INSTRUCTIONS FOR THE TASK => Find each line holding "Total" and copy it out.

BEGIN EXCERPTED DATA

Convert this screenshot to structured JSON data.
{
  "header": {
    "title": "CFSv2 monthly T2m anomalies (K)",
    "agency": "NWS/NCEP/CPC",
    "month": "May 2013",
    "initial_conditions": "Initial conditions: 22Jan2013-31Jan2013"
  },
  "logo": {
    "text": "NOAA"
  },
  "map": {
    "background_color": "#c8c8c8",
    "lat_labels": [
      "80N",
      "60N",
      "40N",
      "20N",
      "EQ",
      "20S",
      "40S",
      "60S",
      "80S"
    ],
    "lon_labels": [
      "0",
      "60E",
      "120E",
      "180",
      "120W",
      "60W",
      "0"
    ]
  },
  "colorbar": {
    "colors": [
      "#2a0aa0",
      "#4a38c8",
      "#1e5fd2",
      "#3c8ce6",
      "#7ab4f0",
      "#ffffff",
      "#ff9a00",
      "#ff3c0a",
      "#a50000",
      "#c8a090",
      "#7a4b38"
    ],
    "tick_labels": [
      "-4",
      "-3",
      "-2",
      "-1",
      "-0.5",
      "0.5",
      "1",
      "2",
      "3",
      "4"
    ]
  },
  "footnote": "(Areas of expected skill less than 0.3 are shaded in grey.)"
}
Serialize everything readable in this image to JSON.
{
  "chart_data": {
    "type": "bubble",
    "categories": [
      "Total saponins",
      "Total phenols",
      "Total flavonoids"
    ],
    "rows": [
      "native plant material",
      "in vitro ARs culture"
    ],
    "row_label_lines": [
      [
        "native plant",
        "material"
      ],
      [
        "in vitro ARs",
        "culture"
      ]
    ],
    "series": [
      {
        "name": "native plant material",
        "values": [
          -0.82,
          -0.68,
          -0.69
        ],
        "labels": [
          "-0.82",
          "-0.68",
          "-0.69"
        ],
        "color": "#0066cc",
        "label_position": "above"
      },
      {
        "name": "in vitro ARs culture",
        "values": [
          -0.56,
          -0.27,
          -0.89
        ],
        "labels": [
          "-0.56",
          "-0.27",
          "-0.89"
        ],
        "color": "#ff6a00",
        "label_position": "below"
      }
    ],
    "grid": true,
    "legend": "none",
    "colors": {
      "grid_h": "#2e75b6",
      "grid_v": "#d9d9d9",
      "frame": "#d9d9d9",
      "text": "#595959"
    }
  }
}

END EXCERPTED DATA

RESULT OF THE EXERCISE =>
      "Total saponins",
      "Total phenols",
      "Total flavonoids"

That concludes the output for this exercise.